Required actions:
1. From the passage on AI safety and competitive pressure, quote word for word the part that begins at "Safety commitments are" and stops after "get competed away.".
2. Write what comes next in the passage on AI safety and competitive pressure, starting after its last sentence.

Provided text:
※ ※ ※

Why "We'll Do It Safely" Doesn't Break the Trap

Safety commitments are real but structurally weak against competitive pressure. OpenAI has safety teams, safety papers, a Preparedness Framework. Anthropic publishes its Responsible Scaling Policy. DeepMind runs extensive internal safety evaluations. These are genuine investments.

But safety investment has a ceiling imposed by competitive dynamics. If additional safety testing delays a model release by six months, and a competitor releases in that window, the safer company loses market position, investor confidence, and potentially the engineering talent who go where the excitement is. Safety constraints are a competitive cost. Under Molochian dynamics, costs get competed away.

The pause letters—the most famous being the Future of Life Institute's open letter in March 2023, signed by Elon Musk, Stuart Russell, Yoshua Bengio, and others—were explicitly an attempt to break this dynamic through collective action. Pause everyone simultaneously and no one loses position. It failed. The argument for a pause was never formally refuted; it was simply ignored. The major labs declined to sign or quietly continued. One lab announced a major model release the week after the letter published.

The Geopolitical Layer

Domestic coordination failures are hard. International ones are nearly impossible. The AI race isn't just between companies in San Francisco and London. It's between countries, with everything that implies about adversarial relationships, information asymmetry, and the absence of enforcement mechanisms.

The "if we don't, China will" argument is ubiquitous in conversations with people in the US AI industry. It functions as a trump card against safety-based slowdowns. And it's not obviously wrong—China has substantial AI investment, is catching up on frontier capabilities, and operates under different regulatory constraints. But it also isn't obviously right. Chinese AI development has different characteristics than US development; it's not clear that a US slowdown straightforwardly results in a less safe world.

What it does do is make coordination even harder. Every successful AI governance framework depends on parties with reasons not to cooperate agreeing to cooperate anyway. The international track record on that—nuclear nonproliferation, climate agreements, pandemic preparedness—is mixed at best.

※ ※ ※

(Collected data)
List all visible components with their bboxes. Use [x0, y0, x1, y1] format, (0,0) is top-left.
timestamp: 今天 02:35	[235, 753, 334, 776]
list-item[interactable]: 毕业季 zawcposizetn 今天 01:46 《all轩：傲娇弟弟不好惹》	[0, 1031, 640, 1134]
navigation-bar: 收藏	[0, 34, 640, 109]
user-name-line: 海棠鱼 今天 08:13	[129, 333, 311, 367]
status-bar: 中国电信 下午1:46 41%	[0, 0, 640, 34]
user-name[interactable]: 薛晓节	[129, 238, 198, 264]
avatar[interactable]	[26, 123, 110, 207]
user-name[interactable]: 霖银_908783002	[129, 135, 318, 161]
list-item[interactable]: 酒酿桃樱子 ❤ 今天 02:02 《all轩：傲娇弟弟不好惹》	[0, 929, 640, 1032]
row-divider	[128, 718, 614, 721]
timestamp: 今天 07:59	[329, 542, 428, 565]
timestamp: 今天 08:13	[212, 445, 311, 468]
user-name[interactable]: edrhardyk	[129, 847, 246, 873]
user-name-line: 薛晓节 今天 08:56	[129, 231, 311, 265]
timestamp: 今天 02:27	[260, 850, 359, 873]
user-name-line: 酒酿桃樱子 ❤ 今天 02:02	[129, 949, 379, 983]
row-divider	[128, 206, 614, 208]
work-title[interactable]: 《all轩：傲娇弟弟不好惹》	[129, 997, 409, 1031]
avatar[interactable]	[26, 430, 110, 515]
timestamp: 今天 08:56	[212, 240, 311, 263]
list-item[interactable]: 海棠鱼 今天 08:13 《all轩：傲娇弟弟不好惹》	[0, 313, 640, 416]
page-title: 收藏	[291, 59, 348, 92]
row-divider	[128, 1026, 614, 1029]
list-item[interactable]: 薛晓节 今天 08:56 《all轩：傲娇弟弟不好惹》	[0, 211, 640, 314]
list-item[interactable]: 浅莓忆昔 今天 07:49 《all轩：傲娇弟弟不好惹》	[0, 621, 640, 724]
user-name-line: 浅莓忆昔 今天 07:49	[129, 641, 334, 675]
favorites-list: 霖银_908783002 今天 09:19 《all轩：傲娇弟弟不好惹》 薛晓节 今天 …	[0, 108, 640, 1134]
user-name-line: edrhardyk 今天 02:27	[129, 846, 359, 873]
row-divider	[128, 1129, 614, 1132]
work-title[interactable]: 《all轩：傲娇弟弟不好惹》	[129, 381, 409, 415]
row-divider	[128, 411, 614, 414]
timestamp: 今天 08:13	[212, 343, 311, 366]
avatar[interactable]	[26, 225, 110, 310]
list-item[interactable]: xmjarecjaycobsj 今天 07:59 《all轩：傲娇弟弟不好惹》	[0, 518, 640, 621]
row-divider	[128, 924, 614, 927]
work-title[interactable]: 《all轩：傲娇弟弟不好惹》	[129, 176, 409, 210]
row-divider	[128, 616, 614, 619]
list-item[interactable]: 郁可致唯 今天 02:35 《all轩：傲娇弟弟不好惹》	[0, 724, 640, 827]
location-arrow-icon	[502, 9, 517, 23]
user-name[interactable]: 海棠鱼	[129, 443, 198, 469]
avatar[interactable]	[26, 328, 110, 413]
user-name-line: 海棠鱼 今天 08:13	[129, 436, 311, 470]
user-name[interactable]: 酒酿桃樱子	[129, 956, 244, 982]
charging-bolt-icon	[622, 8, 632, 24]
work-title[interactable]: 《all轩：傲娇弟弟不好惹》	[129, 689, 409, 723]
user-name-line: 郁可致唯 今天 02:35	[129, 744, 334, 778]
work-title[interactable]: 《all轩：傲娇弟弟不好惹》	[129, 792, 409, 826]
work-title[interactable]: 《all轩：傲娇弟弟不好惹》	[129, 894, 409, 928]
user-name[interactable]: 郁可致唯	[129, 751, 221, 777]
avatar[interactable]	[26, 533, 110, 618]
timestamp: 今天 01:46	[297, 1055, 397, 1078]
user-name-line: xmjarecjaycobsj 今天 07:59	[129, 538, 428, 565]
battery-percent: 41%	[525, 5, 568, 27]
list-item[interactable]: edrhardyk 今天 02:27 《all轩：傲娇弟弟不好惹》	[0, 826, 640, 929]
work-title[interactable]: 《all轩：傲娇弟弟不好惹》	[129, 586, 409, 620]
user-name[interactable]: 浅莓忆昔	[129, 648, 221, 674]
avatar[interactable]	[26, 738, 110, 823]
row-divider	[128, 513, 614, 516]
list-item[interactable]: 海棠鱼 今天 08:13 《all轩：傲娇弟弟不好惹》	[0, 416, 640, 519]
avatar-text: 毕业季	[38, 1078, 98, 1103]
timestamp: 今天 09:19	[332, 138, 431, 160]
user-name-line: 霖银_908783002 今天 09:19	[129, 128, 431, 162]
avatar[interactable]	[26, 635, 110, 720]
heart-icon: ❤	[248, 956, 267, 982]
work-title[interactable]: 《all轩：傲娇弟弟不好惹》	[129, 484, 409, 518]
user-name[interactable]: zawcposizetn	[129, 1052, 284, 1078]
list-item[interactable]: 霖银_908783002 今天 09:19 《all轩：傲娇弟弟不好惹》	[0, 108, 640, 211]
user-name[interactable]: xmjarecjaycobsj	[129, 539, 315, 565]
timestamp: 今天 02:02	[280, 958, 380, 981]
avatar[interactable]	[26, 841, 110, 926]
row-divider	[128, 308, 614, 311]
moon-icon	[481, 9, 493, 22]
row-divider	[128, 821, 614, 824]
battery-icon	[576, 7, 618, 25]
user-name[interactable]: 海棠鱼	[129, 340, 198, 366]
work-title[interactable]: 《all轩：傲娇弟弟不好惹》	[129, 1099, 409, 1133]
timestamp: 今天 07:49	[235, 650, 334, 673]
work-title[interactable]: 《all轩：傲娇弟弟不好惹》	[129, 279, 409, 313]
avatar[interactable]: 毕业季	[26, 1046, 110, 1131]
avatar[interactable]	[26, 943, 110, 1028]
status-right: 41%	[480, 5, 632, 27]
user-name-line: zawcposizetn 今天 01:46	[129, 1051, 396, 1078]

※ ※ ※

Exercise results:
1.
Safety commitments are real but structurally weak against competitive pressure. OpenAI has safety teams, safety papers, a Preparedness Framework. Anthropic publishes its Responsible Scaling Policy. DeepMind runs extensive internal safety evaluations. These are genuine investments.

But safety investment has a ceiling imposed by competitive dynamics. If additional safety testing delays a model release by six months, and a competitor releases in that window, the safer company loses market position, investor confidence, and potentially the engineering talent who go where the excitement is. Safety constraints are a competitive cost. Under Molochian dynamics, costs get competed away.

2.
The People Inside the Trap

What's striking, if you talk to people at the major labs, is how many of them will describe the situation in terms that could have come from an AI risk essay. They know about Moloch. They know about race dynamics. They use this vocabulary. Some of them helped develop it.

They continue anyway—because the institutional logic is stronger than individual concern, because their personal impact on the outcome seems small relative to the scale of the forces involved, because someone has to build it and they'd rather it be people who at least understand the problem.

This is what makes the trap so durable. It doesn't require bad people. It requires normal people in an incentive structure that points toward catastrophe. Moloch doesn't need villains. It runs on otherwise decent people following their rational interests in a game that has no good equilibrium.

Is There an Exit?

The theoretical exits are clear: binding international agreements, strong domestic regulation with genuine teeth, a coordinated industry pause with third-party verification. None of these currently exist. The regulatory responses—the EU AI Act, executive orders in the US, voluntary commitments from labs—are real but insufficient. They haven't slowed the pace of capability development or imposed meaningful safety requirements that bite at the frontier. Chip export controls are the closest thing to a structural brake that currently exists, and they operate at the level of national security policy, not safety policy.

The honest answer is that we don't know if there's an exit from the trap before the trap closes. The game theory suggests there might not be, given current institutional arrangements. That's not fatalism—it's a description of the problem that has to be solved. But it's worth being clear-eyed about how far we are from solving it. The timelines are compressing faster than the solutions are arriving.